**Short problem**
Retype the records below exactly as they appear, but leave out any pictures.

**Available data**
● ● ● ● ●

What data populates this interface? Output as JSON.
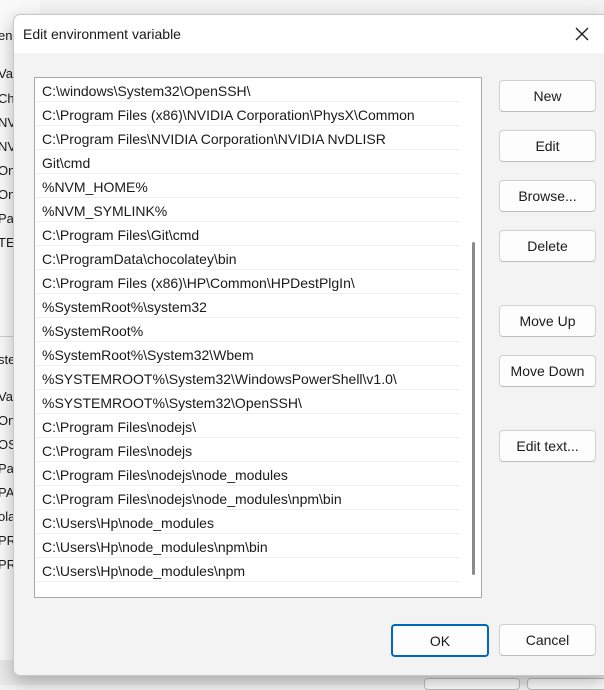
{
  "background_window": {
    "fragments": [
      "en",
      "Va",
      "Ch",
      "NV",
      "NV",
      "On",
      "On",
      "Pa",
      "TE",
      "ste",
      "Va",
      "On",
      "OS",
      "Pa",
      "PA",
      "ola",
      "PR",
      "PR"
    ]
  },
  "dialog": {
    "title": "Edit environment variable",
    "close_icon": "close-icon"
  },
  "path_list": {
    "items": [
      "C:\\windows\\System32\\OpenSSH\\",
      "C:\\Program Files (x86)\\NVIDIA Corporation\\PhysX\\Common",
      "C:\\Program Files\\NVIDIA Corporation\\NVIDIA NvDLISR",
      "Git\\cmd",
      "%NVM_HOME%",
      "%NVM_SYMLINK%",
      "C:\\Program Files\\Git\\cmd",
      "C:\\ProgramData\\chocolatey\\bin",
      "C:\\Program Files (x86)\\HP\\Common\\HPDestPlgIn\\",
      "%SystemRoot%\\system32",
      "%SystemRoot%",
      "%SystemRoot%\\System32\\Wbem",
      "%SYSTEMROOT%\\System32\\WindowsPowerShell\\v1.0\\",
      "%SYSTEMROOT%\\System32\\OpenSSH\\",
      "C:\\Program Files\\nodejs\\",
      "C:\\Program Files\\nodejs",
      "C:\\Program Files\\nodejs\\node_modules",
      "C:\\Program Files\\nodejs\\node_modules\\npm\\bin",
      "C:\\Users\\Hp\\node_modules",
      "C:\\Users\\Hp\\node_modules\\npm\\bin",
      "C:\\Users\\Hp\\node_modules\\npm"
    ]
  },
  "buttons": {
    "new": "New",
    "edit": "Edit",
    "browse": "Browse...",
    "delete": "Delete",
    "move_up": "Move Up",
    "move_down": "Move Down",
    "edit_text": "Edit text...",
    "ok": "OK",
    "cancel": "Cancel"
  },
  "colors": {
    "accent": "#0067c0",
    "dialog_bg": "#f3f3f3",
    "titlebar_bg": "#ffffff"
  }
}
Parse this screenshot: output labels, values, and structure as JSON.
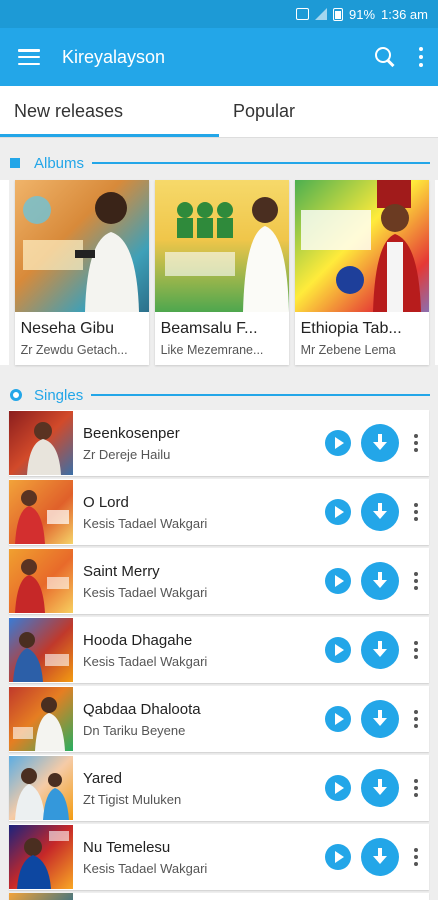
{
  "status_bar": {
    "battery": "91%",
    "time": "1:36 am"
  },
  "app_bar": {
    "title": "Kireyalayson"
  },
  "tabs": [
    {
      "label": "New releases",
      "active": true
    },
    {
      "label": "Popular",
      "active": false
    }
  ],
  "albums_section": {
    "title": "Albums"
  },
  "albums": [
    {
      "title": "Neseha Gibu",
      "artist": "Zr Zewdu Getach..."
    },
    {
      "title": "Beamsalu F...",
      "artist": "Like Mezemrane..."
    },
    {
      "title": "Ethiopia Tab...",
      "artist": "Mr Zebene Lema"
    }
  ],
  "singles_section": {
    "title": "Singles"
  },
  "singles": [
    {
      "title": "Beenkosenper",
      "artist": "Zr Dereje Hailu"
    },
    {
      "title": "O Lord",
      "artist": "Kesis Tadael Wakgari"
    },
    {
      "title": "Saint Merry",
      "artist": "Kesis Tadael Wakgari"
    },
    {
      "title": "Hooda Dhagahe",
      "artist": "Kesis Tadael Wakgari"
    },
    {
      "title": "Qabdaa Dhaloota",
      "artist": "Dn Tariku Beyene"
    },
    {
      "title": "Yared",
      "artist": "Zt Tigist Muluken"
    },
    {
      "title": "Nu Temelesu",
      "artist": "Kesis Tadael Wakgari"
    }
  ],
  "colors": {
    "primary": "#23a6e8",
    "status_bar": "#1d9ad6"
  }
}
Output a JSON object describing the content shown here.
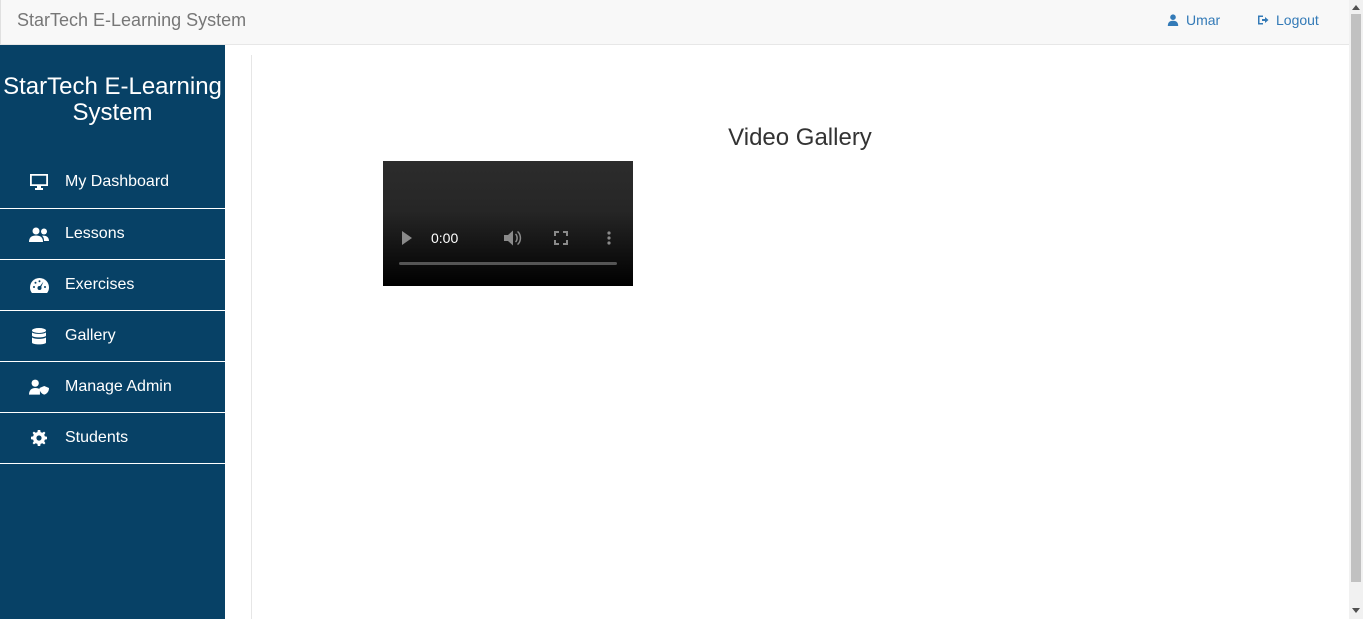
{
  "navbar": {
    "brand": "StarTech E-Learning System",
    "user_label": "Umar",
    "logout_label": "Logout"
  },
  "sidebar": {
    "title": "StarTech E-Learning System",
    "items": [
      {
        "label": "My Dashboard",
        "icon": "monitor-icon"
      },
      {
        "label": "Lessons",
        "icon": "users-icon"
      },
      {
        "label": "Exercises",
        "icon": "gauge-icon"
      },
      {
        "label": "Gallery",
        "icon": "database-icon"
      },
      {
        "label": "Manage Admin",
        "icon": "user-shield-icon"
      },
      {
        "label": "Students",
        "icon": "gear-icon"
      }
    ]
  },
  "main": {
    "title": "Video Gallery",
    "video": {
      "current_time": "0:00"
    }
  },
  "colors": {
    "sidebar_bg": "#074166",
    "link": "#337ab7",
    "navbar_bg": "#f8f8f8"
  }
}
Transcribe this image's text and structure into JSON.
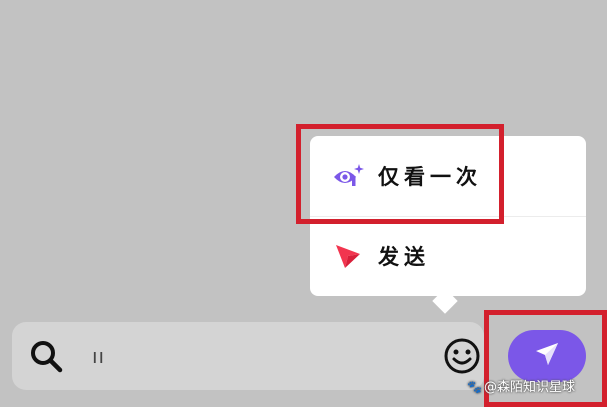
{
  "popup": {
    "items": [
      {
        "label": "仅看一次",
        "icon": "view-once-eye-icon",
        "icon_color": "#7b57e8"
      },
      {
        "label": "发送",
        "icon": "send-arrow-icon",
        "icon_color": "#f2354f"
      }
    ]
  },
  "input_bar": {
    "value": "ıı",
    "search_icon": "search-icon",
    "emoji_icon": "emoji-smiley-icon"
  },
  "send_button": {
    "icon": "send-arrow-icon",
    "color": "#7b57e8"
  },
  "highlight_color": "#d3202d",
  "watermark": {
    "text": "@森陌知识星球"
  }
}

● ● ● ● ●

**Result of this task**
What data populates this interface? Output as JSON.
{
  "background_window": {
    "fragments": [
      "en",
      "Va",
      "Ch",
      "NV",
      "NV",
      "On",
      "On",
      "Pa",
      "TE",
      "ste",
      "Va",
      "On",
      "OS",
      "Pa",
      "PA",
      "ola",
      "PR",
      "PR"
    ]
  },
  "dialog": {
    "title": "Edit environment variable",
    "close_icon": "close-icon"
  },
  "path_list": {
    "items": [
      "C:\\windows\\System32\\OpenSSH\\",
      "C:\\Program Files (x86)\\NVIDIA Corporation\\PhysX\\Common",
      "C:\\Program Files\\NVIDIA Corporation\\NVIDIA NvDLISR",
      "Git\\cmd",
      "%NVM_HOME%",
      "%NVM_SYMLINK%",
      "C:\\Program Files\\Git\\cmd",
      "C:\\ProgramData\\chocolatey\\bin",
      "C:\\Program Files (x86)\\HP\\Common\\HPDestPlgIn\\",
      "%SystemRoot%\\system32",
      "%SystemRoot%",
      "%SystemRoot%\\System32\\Wbem",
      "%SYSTEMROOT%\\System32\\WindowsPowerShell\\v1.0\\",
      "%SYSTEMROOT%\\System32\\OpenSSH\\",
      "C:\\Program Files\\nodejs\\",
      "C:\\Program Files\\nodejs",
      "C:\\Program Files\\nodejs\\node_modules",
      "C:\\Program Files\\nodejs\\node_modules\\npm\\bin",
      "C:\\Users\\Hp\\node_modules",
      "C:\\Users\\Hp\\node_modules\\npm\\bin",
      "C:\\Users\\Hp\\node_modules\\npm"
    ]
  },
  "buttons": {
    "new": "New",
    "edit": "Edit",
    "browse": "Browse...",
    "delete": "Delete",
    "move_up": "Move Up",
    "move_down": "Move Down",
    "edit_text": "Edit text...",
    "ok": "OK",
    "cancel": "Cancel"
  },
  "colors": {
    "accent": "#0067c0",
    "dialog_bg": "#f3f3f3",
    "titlebar_bg": "#ffffff"
  }
}
Parse this screenshot: output labels, values, and structure as JSON.
{
  "status_bar": {
    "battery": "91%",
    "time": "1:36 am"
  },
  "app_bar": {
    "title": "Kireyalayson"
  },
  "tabs": [
    {
      "label": "New releases",
      "active": true
    },
    {
      "label": "Popular",
      "active": false
    }
  ],
  "albums_section": {
    "title": "Albums"
  },
  "albums": [
    {
      "title": "Neseha Gibu",
      "artist": "Zr Zewdu Getach..."
    },
    {
      "title": "Beamsalu F...",
      "artist": "Like Mezemrane..."
    },
    {
      "title": "Ethiopia Tab...",
      "artist": "Mr Zebene Lema"
    }
  ],
  "singles_section": {
    "title": "Singles"
  },
  "singles": [
    {
      "title": "Beenkosenper",
      "artist": "Zr Dereje Hailu"
    },
    {
      "title": "O Lord",
      "artist": "Kesis Tadael Wakgari"
    },
    {
      "title": "Saint Merry",
      "artist": "Kesis Tadael Wakgari"
    },
    {
      "title": "Hooda Dhagahe",
      "artist": "Kesis Tadael Wakgari"
    },
    {
      "title": "Qabdaa Dhaloota",
      "artist": "Dn Tariku Beyene"
    },
    {
      "title": "Yared",
      "artist": "Zt Tigist Muluken"
    },
    {
      "title": "Nu Temelesu",
      "artist": "Kesis Tadael Wakgari"
    }
  ],
  "colors": {
    "primary": "#23a6e8",
    "status_bar": "#1d9ad6"
  }
}
Output a JSON object describing the content shown here.
{
  "navbar": {
    "brand": "StarTech E-Learning System",
    "user_label": "Umar",
    "logout_label": "Logout"
  },
  "sidebar": {
    "title": "StarTech E-Learning System",
    "items": [
      {
        "label": "My Dashboard",
        "icon": "monitor-icon"
      },
      {
        "label": "Lessons",
        "icon": "users-icon"
      },
      {
        "label": "Exercises",
        "icon": "gauge-icon"
      },
      {
        "label": "Gallery",
        "icon": "database-icon"
      },
      {
        "label": "Manage Admin",
        "icon": "user-shield-icon"
      },
      {
        "label": "Students",
        "icon": "gear-icon"
      }
    ]
  },
  "main": {
    "title": "Video Gallery",
    "video": {
      "current_time": "0:00"
    }
  },
  "colors": {
    "sidebar_bg": "#074166",
    "link": "#337ab7",
    "navbar_bg": "#f8f8f8"
  }
}
Transcribe this image's text and structure into JSON.
{
  "popup": {
    "items": [
      {
        "label": "仅看一次",
        "icon": "view-once-eye-icon",
        "icon_color": "#7b57e8"
      },
      {
        "label": "发送",
        "icon": "send-arrow-icon",
        "icon_color": "#f2354f"
      }
    ]
  },
  "input_bar": {
    "value": "ıı",
    "search_icon": "search-icon",
    "emoji_icon": "emoji-smiley-icon"
  },
  "send_button": {
    "icon": "send-arrow-icon",
    "color": "#7b57e8"
  },
  "highlight_color": "#d3202d",
  "watermark": {
    "text": "@森陌知识星球"
  }
}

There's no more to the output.